▶ _Exercise details_
Return the lines that run from the line containing "Read out every word on this page." through the end of the entries, both ends included. Leave out all pictures.

▶ _Data entries_
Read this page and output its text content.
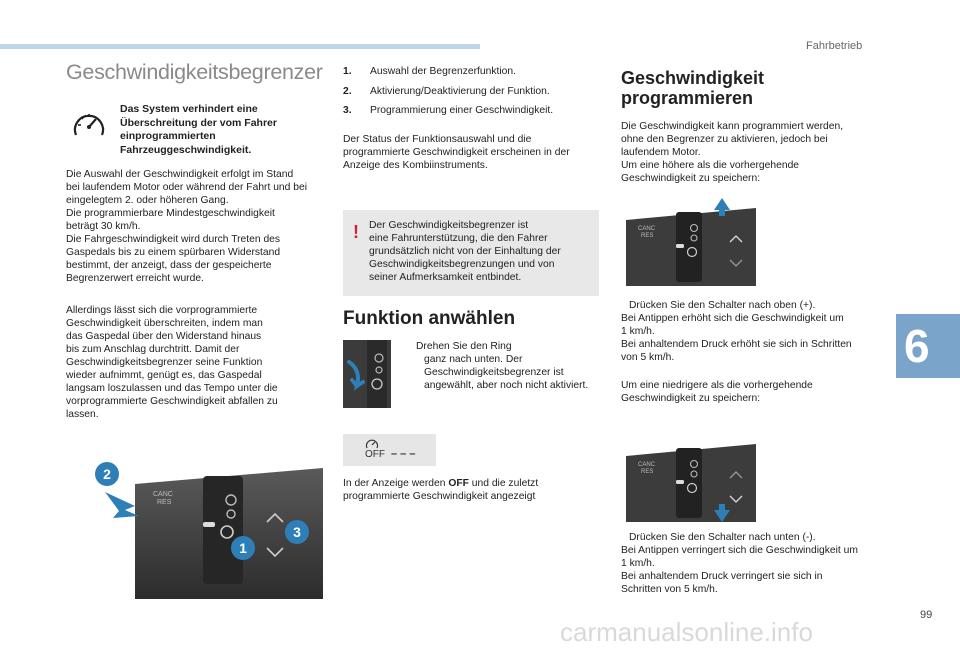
Fahrbetrieb
6
99
carmanualsonline.info
Geschwindigkeitsbegrenzer
Das System verhindert eine Überschreitung der vom Fahrer einprogrammierten Fahrzeuggeschwindigkeit.

Die Auswahl der Geschwindigkeit erfolgt im Stand

bei laufendem Motor oder während der Fahrt und bei

eingelegtem 2. oder höheren Gang.

Die programmierbare Mindestgeschwindigkeit

beträgt 30 km/h.

Die Fahrgeschwindigkeit wird durch Treten des

Gaspedals bis zu einem spürbaren Widerstand

bestimmt, der anzeigt, dass der gespeicherte

Begrenzerwert erreicht wurde.

Allerdings lässt sich die vorprogrammierte

Geschwindigkeit überschreiten, indem man

das Gaspedal über den Widerstand hinaus

bis zum Anschlag durchtritt. Damit der

Geschwindigkeitsbegrenzer seine Funktion

wieder aufnimmt, genügt es, das Gaspedal

langsam loszulassen und das Tempo unter die

vorprogrammierte Geschwindigkeit abfallen zu

lassen.

CANC
RES
2
3
1
1. Auswahl der Begrenzerfunktion.
2. Aktivierung/Deaktivierung der Funktion.
3. Programmierung einer Geschwindigkeit.

Der Status der Funktionsauswahl und die

programmierte Geschwindigkeit erscheinen in der

Anzeige des Kombiinstruments.

! Der Geschwindigkeitsbegrenzer ist

eine Fahrunterstützung, die den Fahrer

grundsätzlich nicht von der Einhaltung der

Geschwindigkeitsbegrenzungen und von

seiner Aufmerksamkeit entbindet.

Funktion anwählen

Drehen Sie den Ring

ganz nach unten. Der

Geschwindigkeitsbegrenzer ist

angewählt, aber noch nicht aktiviert.

OFF – – –

In der Anzeige werden OFF und die zuletzt

programmierte Geschwindigkeit angezeigt

Geschwindigkeit
programmieren

Die Geschwindigkeit kann programmiert werden,

ohne den Begrenzer zu aktivieren, jedoch bei

laufendem Motor.

Um eine höhere als die vorhergehende

Geschwindigkeit zu speichern:

CANC
RES

Drücken Sie den Schalter nach oben (+).

Bei Antippen erhöht sich die Geschwindigkeit um

1 km/h.

Bei anhaltendem Druck erhöht sie sich in Schritten

von 5 km/h.

Um eine niedrigere als die vorhergehende

Geschwindigkeit zu speichern:

CANC
RES

Drücken Sie den Schalter nach unten (-).

Bei Antippen verringert sich die Geschwindigkeit um

1 km/h.

Bei anhaltendem Druck verringert sie sich in

Schritten von 5 km/h.
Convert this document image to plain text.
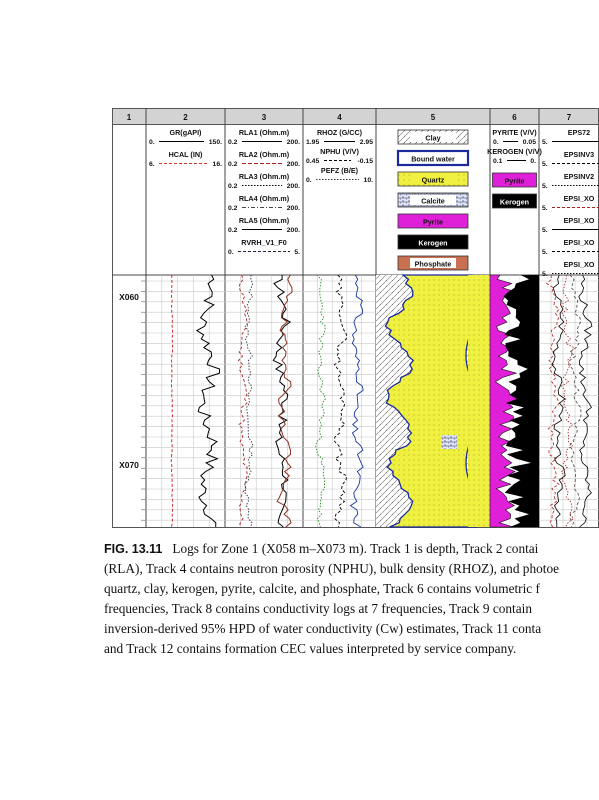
1	2	3	4	5	6	7
GR(gAPI)
0.	150.
HCAL (IN)
6.	16.
RLA1 (Ohm.m)
0.2	200.
RLA2 (Ohm.m)
0.2	200.
RLA3 (Ohm.m)
0.2	200.
RLA4 (Ohm.m)
0.2	200.
RLA5 (Ohm.m)
0.2	200.
RVRH_V1_F0
0.	5.
RHOZ (G/CC)
1.95	2.95
NPHU (V/V)
0.45	-0.15
PEFZ (B/E)
0.	10.
Clay
Bound water
Quartz
Calcite
Pyrite
Kerogen
Phosphate
PYRITE (V/V)
0.	0.05
KEROGEN (V/V)
0.1	0.
Pyrite
Kerogen
EPS72
5.
EPSINV3
5.
EPSINV2
5.
EPSI_XO
5.
EPSI_XO
5.
EPSI_XO
5.
EPSI_XO
5.
X060
X070
FIG. 13.11 Logs for Zone 1 (X058 m–X073 m). Track 1 is depth, Track 2 contai
(RLA), Track 4 contains neutron porosity (NPHU), bulk density (RHOZ), and photoe
quartz, clay, kerogen, pyrite, calcite, and phosphate, Track 6 contains volumetric f
frequencies, Track 8 contains conductivity logs at 7 frequencies, Track 9 contain
inversion-derived 95% HPD of water conductivity (Cw) estimates, Track 11 conta
and Track 12 contains formation CEC values interpreted by service company.
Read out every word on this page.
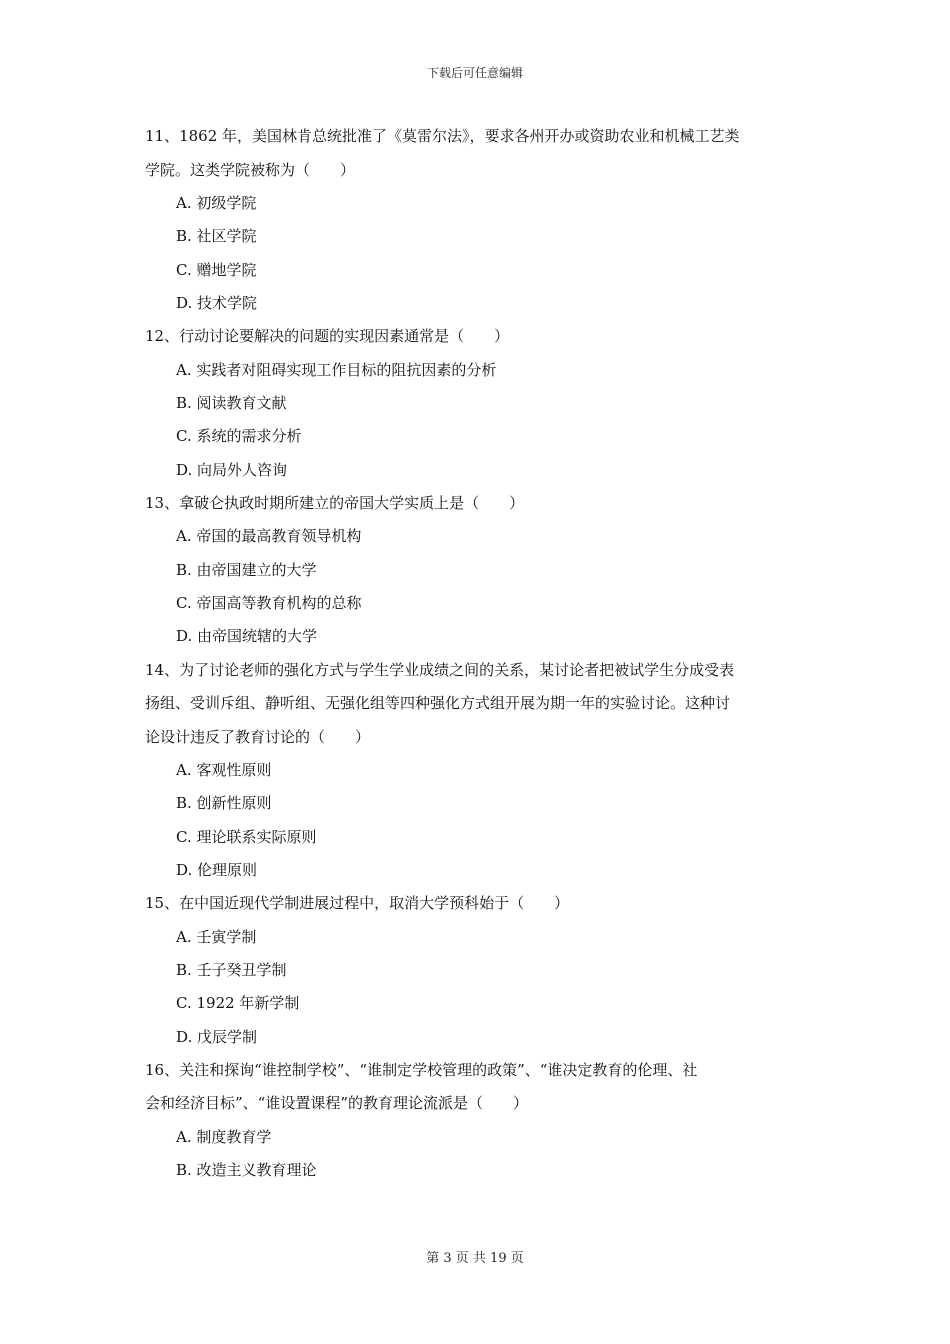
下载后可任意编辑

11、1862 年，美国林肯总统批准了《莫雷尔法》，要求各州开办或资助农业和机械工艺类

学院。这类学院被称为（　　）

A. 初级学院

B. 社区学院

C. 赠地学院

D. 技术学院

12、行动讨论要解决的问题的实现因素通常是（　　）

A. 实践者对阻碍实现工作目标的阻抗因素的分析

B. 阅读教育文献

C. 系统的需求分析

D. 向局外人咨询

13、拿破仑执政时期所建立的帝国大学实质上是（　　）

A. 帝国的最高教育领导机构

B. 由帝国建立的大学

C. 帝国高等教育机构的总称

D. 由帝国统辖的大学

14、为了讨论老师的强化方式与学生学业成绩之间的关系，某讨论者把被试学生分成受表

扬组、受训斥组、静听组、无强化组等四种强化方式组开展为期一年的实验讨论。这种讨

论设计违反了教育讨论的（　　）

A. 客观性原则

B. 创新性原则

C. 理论联系实际原则

D. 伦理原则

15、在中国近现代学制进展过程中，取消大学预科始于（　　）

A. 壬寅学制

B. 壬子癸丑学制

C. 1922 年新学制

D. 戊辰学制

16、关注和探询“谁控制学校”、“谁制定学校管理的政策”、“谁决定教育的伦理、社

会和经济目标”、“谁设置课程”的教育理论流派是（　　）

A. 制度教育学

B. 改造主义教育理论

第 3 页 共 19 页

▶ _Answer to this exercise_
Read out every word on this page.
下载后可任意编辑

11、1862 年，美国林肯总统批准了《莫雷尔法》，要求各州开办或资助农业和机械工艺类

学院。这类学院被称为（　　）

A. 初级学院

B. 社区学院

C. 赠地学院

D. 技术学院

12、行动讨论要解决的问题的实现因素通常是（　　）

A. 实践者对阻碍实现工作目标的阻抗因素的分析

B. 阅读教育文献

C. 系统的需求分析

D. 向局外人咨询

13、拿破仑执政时期所建立的帝国大学实质上是（　　）

A. 帝国的最高教育领导机构

B. 由帝国建立的大学

C. 帝国高等教育机构的总称

D. 由帝国统辖的大学

14、为了讨论老师的强化方式与学生学业成绩之间的关系，某讨论者把被试学生分成受表

扬组、受训斥组、静听组、无强化组等四种强化方式组开展为期一年的实验讨论。这种讨

论设计违反了教育讨论的（　　）

A. 客观性原则

B. 创新性原则

C. 理论联系实际原则

D. 伦理原则

15、在中国近现代学制进展过程中，取消大学预科始于（　　）

A. 壬寅学制

B. 壬子癸丑学制

C. 1922 年新学制

D. 戊辰学制

16、关注和探询“谁控制学校”、“谁制定学校管理的政策”、“谁决定教育的伦理、社

会和经济目标”、“谁设置课程”的教育理论流派是（　　）

A. 制度教育学

B. 改造主义教育理论

第 3 页 共 19 页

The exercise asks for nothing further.